__Collected data entries__:

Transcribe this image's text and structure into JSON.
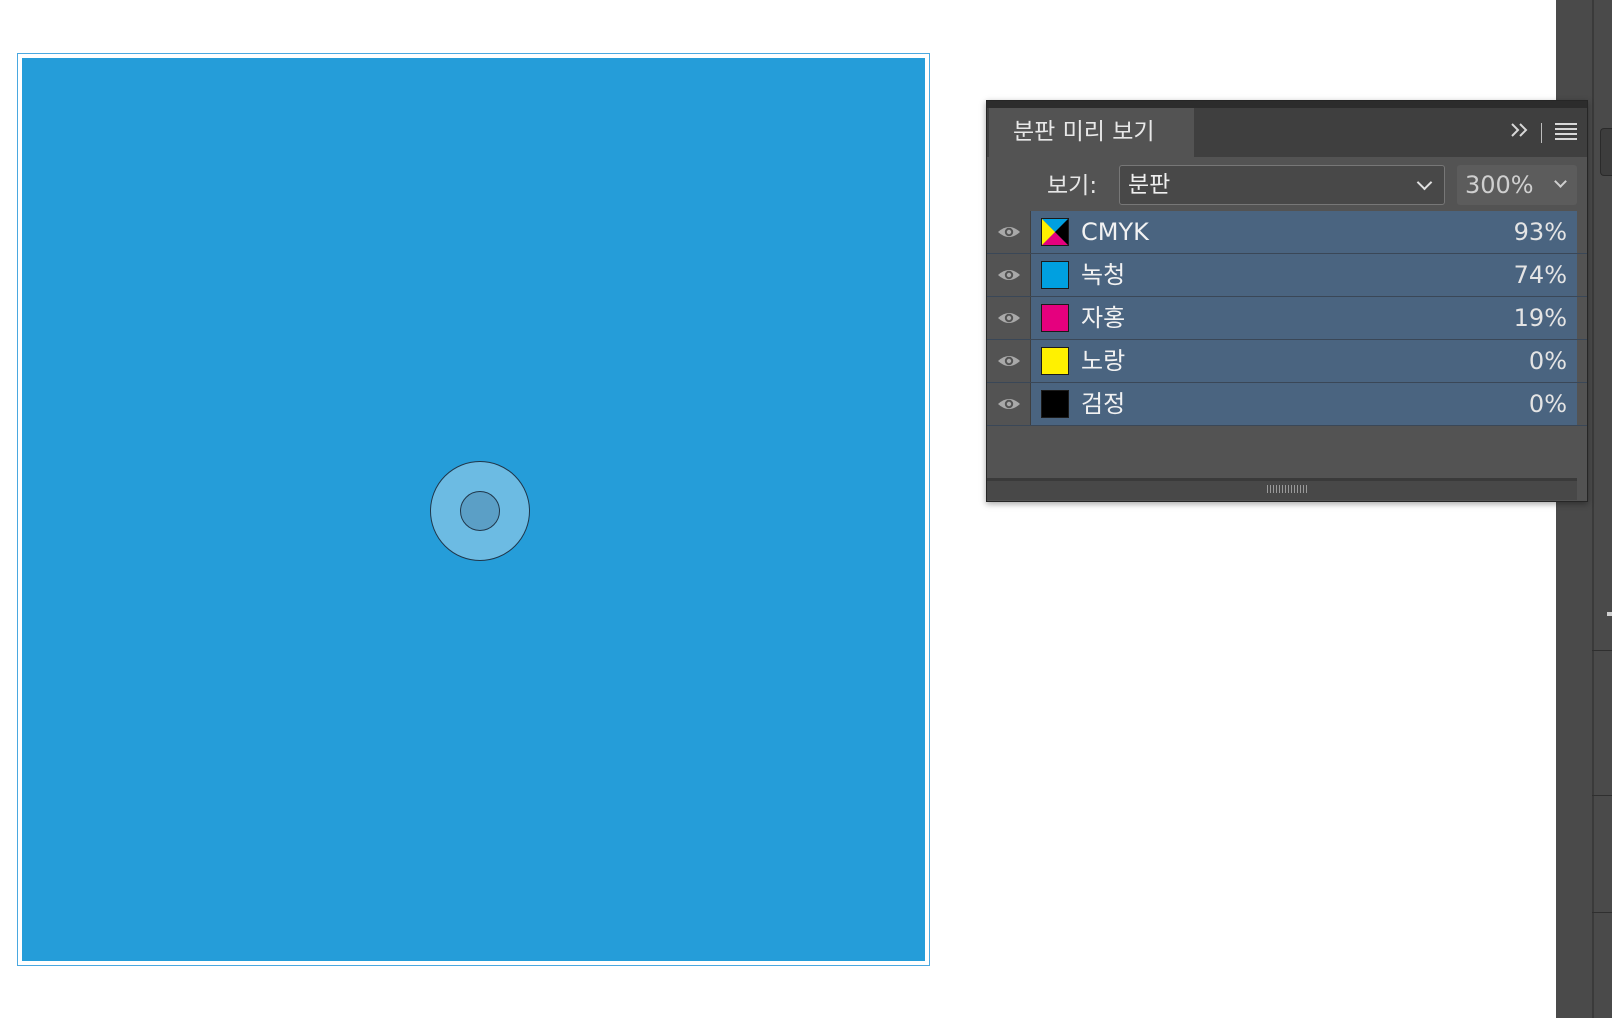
{
  "panel": {
    "title": "분판 미리 보기",
    "view_label": "보기:",
    "view_value": "분판",
    "zoom_value": "300%",
    "collapse_icon": "double-chevron-right-icon",
    "menu_icon": "hamburger-menu-icon"
  },
  "separations": [
    {
      "name": "CMYK",
      "percent": "93%",
      "swatch": "cmyk"
    },
    {
      "name": "녹청",
      "percent": "74%",
      "swatch": "#00a0e0"
    },
    {
      "name": "자홍",
      "percent": "19%",
      "swatch": "#e5007e"
    },
    {
      "name": "노랑",
      "percent": "0%",
      "swatch": "#fff100"
    },
    {
      "name": "검정",
      "percent": "0%",
      "swatch": "#000000"
    }
  ],
  "colors": {
    "artboard_fill": "#259dd9",
    "panel_bg": "#535353",
    "row_highlight": "#4a6480"
  }
}
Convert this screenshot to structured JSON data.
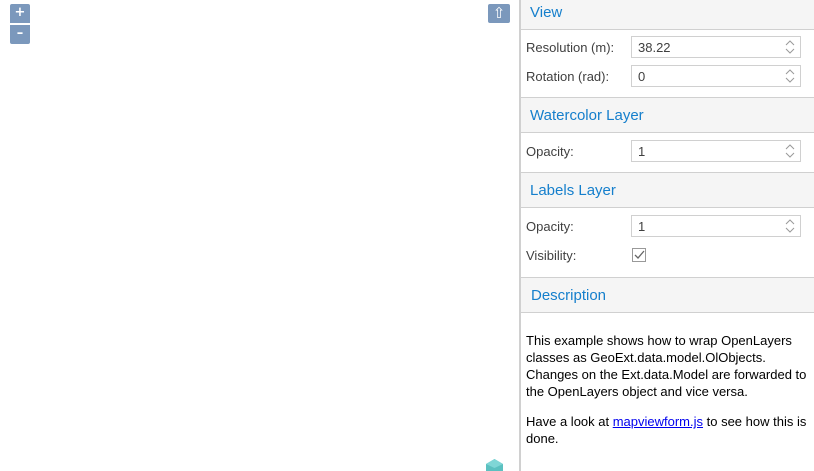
{
  "map": {
    "zoom_in_label": "+",
    "zoom_out_label": "–",
    "rotate_label": "⇧"
  },
  "view": {
    "title": "View",
    "resolution_label": "Resolution (m):",
    "resolution_value": "38.22",
    "rotation_label": "Rotation (rad):",
    "rotation_value": "0"
  },
  "watercolor": {
    "title": "Watercolor Layer",
    "opacity_label": "Opacity:",
    "opacity_value": "1"
  },
  "labels": {
    "title": "Labels Layer",
    "opacity_label": "Opacity:",
    "opacity_value": "1",
    "visibility_label": "Visibility:",
    "visibility_checked": true
  },
  "description": {
    "title": "Description",
    "paragraph1": "This example shows how to wrap OpenLayers classes as GeoExt.data.model.OlObjects. Changes on the Ext.data.Model are forwarded to the OpenLayers object and vice versa.",
    "p2_prefix": "Have a look at ",
    "p2_link": "mapviewform.js",
    "p2_suffix": " to see how this is done."
  },
  "colors": {
    "accent": "#157fcc",
    "control": "#7b98bc",
    "header_bg": "#f5f5f5"
  }
}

__AIM OF THE EXERCISE__: Without including the pictures, reproduce all entries exactly.

__OUTPUT BELOW__:
Transcribe this image's text and structure into JSON.
{
  "panel": {
    "title": "분판 미리 보기",
    "view_label": "보기:",
    "view_value": "분판",
    "zoom_value": "300%",
    "collapse_icon": "double-chevron-right-icon",
    "menu_icon": "hamburger-menu-icon"
  },
  "separations": [
    {
      "name": "CMYK",
      "percent": "93%",
      "swatch": "cmyk"
    },
    {
      "name": "녹청",
      "percent": "74%",
      "swatch": "#00a0e0"
    },
    {
      "name": "자홍",
      "percent": "19%",
      "swatch": "#e5007e"
    },
    {
      "name": "노랑",
      "percent": "0%",
      "swatch": "#fff100"
    },
    {
      "name": "검정",
      "percent": "0%",
      "swatch": "#000000"
    }
  ],
  "colors": {
    "artboard_fill": "#259dd9",
    "panel_bg": "#535353",
    "row_highlight": "#4a6480"
  }
}
Convert this screenshot to structured JSON data.
{
  "map": {
    "zoom_in_label": "+",
    "zoom_out_label": "–",
    "rotate_label": "⇧"
  },
  "view": {
    "title": "View",
    "resolution_label": "Resolution (m):",
    "resolution_value": "38.22",
    "rotation_label": "Rotation (rad):",
    "rotation_value": "0"
  },
  "watercolor": {
    "title": "Watercolor Layer",
    "opacity_label": "Opacity:",
    "opacity_value": "1"
  },
  "labels": {
    "title": "Labels Layer",
    "opacity_label": "Opacity:",
    "opacity_value": "1",
    "visibility_label": "Visibility:",
    "visibility_checked": true
  },
  "description": {
    "title": "Description",
    "paragraph1": "This example shows how to wrap OpenLayers classes as GeoExt.data.model.OlObjects. Changes on the Ext.data.Model are forwarded to the OpenLayers object and vice versa.",
    "p2_prefix": "Have a look at ",
    "p2_link": "mapviewform.js",
    "p2_suffix": " to see how this is done."
  },
  "colors": {
    "accent": "#157fcc",
    "control": "#7b98bc",
    "header_bg": "#f5f5f5"
  }
}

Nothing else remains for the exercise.